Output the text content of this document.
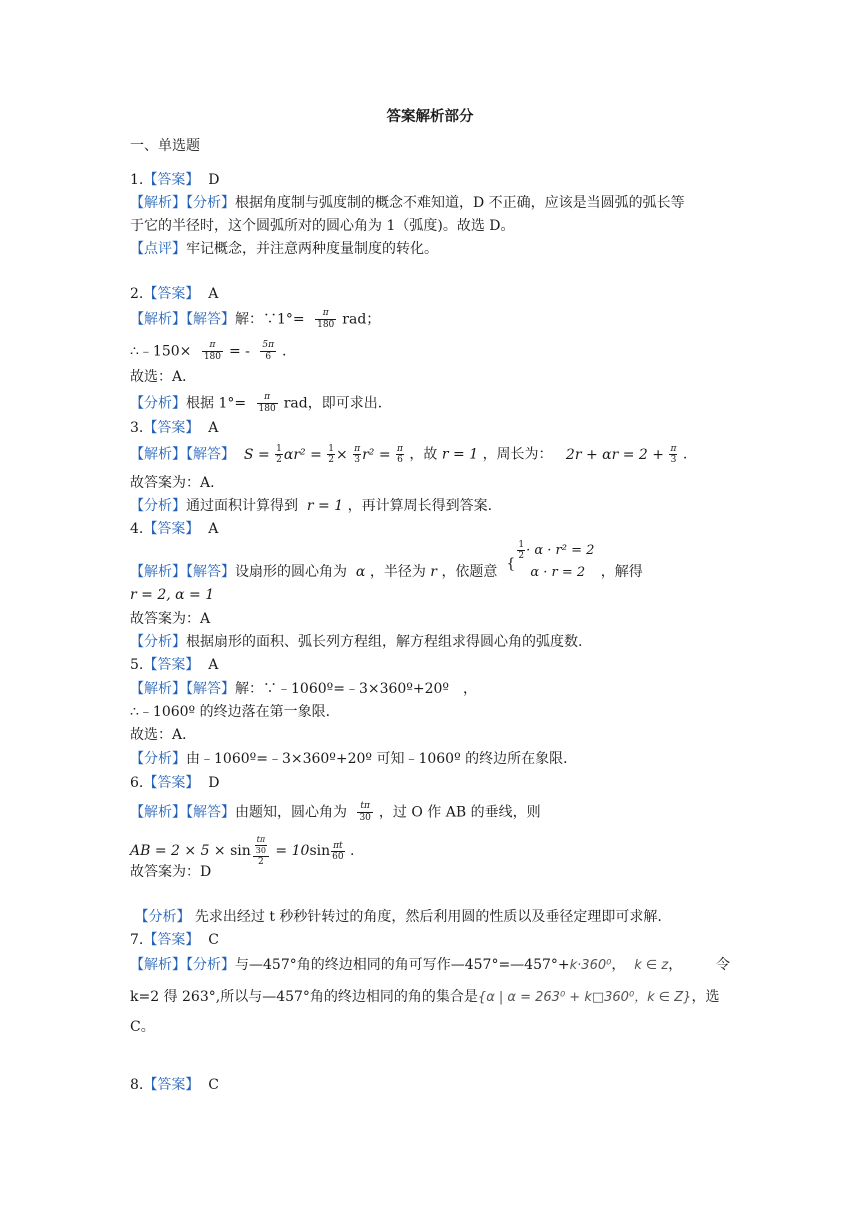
答案解析部分
一、单选题
1.【答案】 D
【解析】【分析】根据角度制与弧度制的概念不难知道，D 不正确，应该是当圆弧的弧长等
于它的半径时，这个圆弧所对的圆心角为 1（弧度)。故选 D。
【点评】牢记概念，并注意两种度量制度的转化。
2.【答案】 A
【解析】【解答】解：∵1°= $\frac{\pi}{180}$ rad；
∴﹣150× $\frac{\pi}{180}$ = - $\frac{5\pi}{6}$ .
故选：A．
【分析】根据 $1^\circ= \frac{\pi}{180}$ rad，即可求出．
3.【答案】 A
【解析】【解答】 $S = \frac{1}{2} \alpha r^2 = \frac{1}{2} \times \frac{\pi}{3} r^2 = \frac{\pi}{6}$ ，故 r = 1 ，周长为： $2r + \alpha r = 2 + \frac{\pi}{3}$ .
故答案为：A.
【分析】通过面积计算得到 r = 1 ，再计算周长得到答案.
4.【答案】 A
【解析】【解答】设扇形的圆心角为 α ，半径为 r ，依题意 {
$\frac{1}{2} \cdot \alpha \cdot r^2 = 2$
α · r = 2	，解得
r = 2, α = 1
故答案为：A
【分析】根据扇形的面积、弧长列方程组，解方程组求得圆心角的弧度数.
5.【答案】 A
【解析】【解答】解：∵﹣1060º=﹣3×360º+20º　，
∴﹣1060º 的终边落在第一象限．
故选：A．
【分析】由﹣1060º=﹣3×360º+20º 可知﹣1060º 的终边所在象限．
6.【答案】 D
【解析】【解答】由题知，圆心角为 $\frac{t\pi}{30}$ ，过 O 作 AB 的垂线，则
AB = $2 \times 5 \times \sin \frac{\frac{t\pi}{30}}{2} = 10\sin \frac{\pi t}{60}$ .
故答案为：D
【分析】 先求出经过 t 秒秒针转过的角度，然后利用圆的性质以及垂径定理即可求解.
7.【答案】 C
【解析】【分析】与—457°角的终边相同的角可写作—457°=—457°+k·360⁰，  k ∈ z， 令
k=2 得 263°,所以与—457°角的终边相同的角的集合是{α | α = 263⁰ + k□360⁰，k ∈ Z}，选
C。
8.【答案】 C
######
Work to complete.
Quote the records above in full, dropping each picture.

Final result.
Output the text content of this document.
答案解析部分
一、单选题
1.【答案】 D
【解析】【分析】根据角度制与弧度制的概念不难知道，D 不正确，应该是当圆弧的弧长等
于它的半径时，这个圆弧所对的圆心角为 1（弧度)。故选 D。
【点评】牢记概念，并注意两种度量制度的转化。
2.【答案】 A
【解析】【解答】解：∵1°= $\frac{\pi}{180}$ rad；
∴﹣150× $\frac{\pi}{180}$ = - $\frac{5\pi}{6}$ .
故选：A．
【分析】根据 $1^\circ= \frac{\pi}{180}$ rad，即可求出．
3.【答案】 A
【解析】【解答】 $S = \frac{1}{2} \alpha r^2 = \frac{1}{2} \times \frac{\pi}{3} r^2 = \frac{\pi}{6}$ ，故 r = 1 ，周长为： $2r + \alpha r = 2 + \frac{\pi}{3}$ .
故答案为：A.
【分析】通过面积计算得到 r = 1 ，再计算周长得到答案.
4.【答案】 A
【解析】【解答】设扇形的圆心角为 α ，半径为 r ，依题意 {
$\frac{1}{2} \cdot \alpha \cdot r^2 = 2$
α · r = 2	，解得
r = 2, α = 1
故答案为：A
【分析】根据扇形的面积、弧长列方程组，解方程组求得圆心角的弧度数.
5.【答案】 A
【解析】【解答】解：∵﹣1060º=﹣3×360º+20º　，
∴﹣1060º 的终边落在第一象限．
故选：A．
【分析】由﹣1060º=﹣3×360º+20º 可知﹣1060º 的终边所在象限．
6.【答案】 D
【解析】【解答】由题知，圆心角为 $\frac{t\pi}{30}$ ，过 O 作 AB 的垂线，则
AB = $2 \times 5 \times \sin \frac{\frac{t\pi}{30}}{2} = 10\sin \frac{\pi t}{60}$ .
故答案为：D
【分析】 先求出经过 t 秒秒针转过的角度，然后利用圆的性质以及垂径定理即可求解.
7.【答案】 C
【解析】【分析】与—457°角的终边相同的角可写作—457°=—457°+k·360⁰，  k ∈ z， 令
k=2 得 263°,所以与—457°角的终边相同的角的集合是{α | α = 263⁰ + k□360⁰，k ∈ Z}，选
C。
8.【答案】 C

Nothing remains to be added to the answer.